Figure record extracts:
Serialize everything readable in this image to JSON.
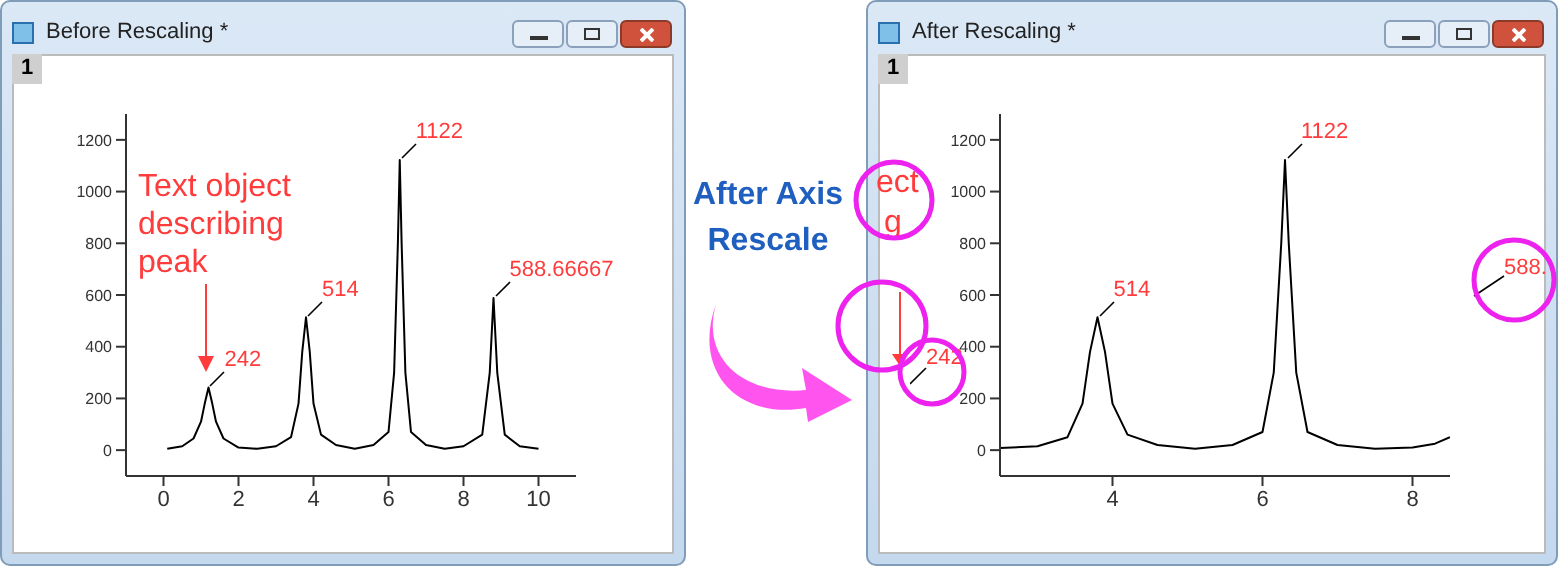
{
  "chart_data": [
    {
      "type": "line",
      "title": "Before Rescaling *",
      "x": [
        0.1,
        0.5,
        0.8,
        1.0,
        1.1,
        1.2,
        1.3,
        1.4,
        1.6,
        2.0,
        2.5,
        3.0,
        3.4,
        3.6,
        3.7,
        3.8,
        3.9,
        4.0,
        4.2,
        4.6,
        5.1,
        5.6,
        6.0,
        6.15,
        6.25,
        6.3,
        6.35,
        6.45,
        6.6,
        7.0,
        7.5,
        8.0,
        8.5,
        8.7,
        8.8,
        8.9,
        9.1,
        9.5,
        10.0
      ],
      "series": [
        {
          "color": "#000000",
          "values": [
            5,
            15,
            45,
            110,
            180,
            242,
            180,
            110,
            45,
            10,
            5,
            15,
            50,
            180,
            380,
            514,
            380,
            180,
            60,
            20,
            5,
            20,
            70,
            300,
            800,
            1122,
            800,
            300,
            70,
            20,
            5,
            15,
            60,
            300,
            588.67,
            300,
            60,
            15,
            5
          ]
        }
      ],
      "xlim": [
        -1,
        11
      ],
      "xticks": [
        0,
        2,
        4,
        6,
        8,
        10
      ],
      "ylim": [
        -100,
        1300
      ],
      "yticks": [
        0,
        200,
        400,
        600,
        800,
        1000,
        1200
      ],
      "annotations": [
        "1",
        "Text object describing peak",
        {
          "text": "242",
          "x": 1.2,
          "y": 242
        },
        {
          "text": "514",
          "x": 3.8,
          "y": 514
        },
        {
          "text": "1122",
          "x": 6.3,
          "y": 1122
        },
        {
          "text": "588.66667",
          "x": 8.8,
          "y": 588.67
        }
      ]
    },
    {
      "type": "line",
      "title": "After Rescaling *",
      "x": [
        2.5,
        3.0,
        3.4,
        3.6,
        3.7,
        3.8,
        3.9,
        4.0,
        4.2,
        4.6,
        5.1,
        5.6,
        6.0,
        6.15,
        6.25,
        6.3,
        6.35,
        6.45,
        6.6,
        7.0,
        7.5,
        8.0,
        8.3,
        8.5
      ],
      "series": [
        {
          "color": "#000000",
          "values": [
            8,
            15,
            50,
            180,
            380,
            514,
            380,
            180,
            60,
            20,
            5,
            20,
            70,
            300,
            800,
            1122,
            800,
            300,
            70,
            20,
            5,
            10,
            25,
            50
          ]
        }
      ],
      "xlim": [
        2.5,
        8.5
      ],
      "xticks": [
        4,
        6,
        8
      ],
      "ylim": [
        -100,
        1300
      ],
      "yticks": [
        0,
        200,
        400,
        600,
        800,
        1000,
        1200
      ],
      "annotations": [
        "1",
        "After Axis Rescale",
        "ect",
        "g",
        "242",
        "588.",
        {
          "text": "514",
          "x": 3.8,
          "y": 514
        },
        {
          "text": "1122",
          "x": 6.3,
          "y": 1122
        }
      ]
    }
  ]
}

» **Exercise goal**
Pick out every line holding the string "Rescaling" and return it.

» **Task answer**
      "title": "Before Rescaling *",
      "title": "After Rescaling *",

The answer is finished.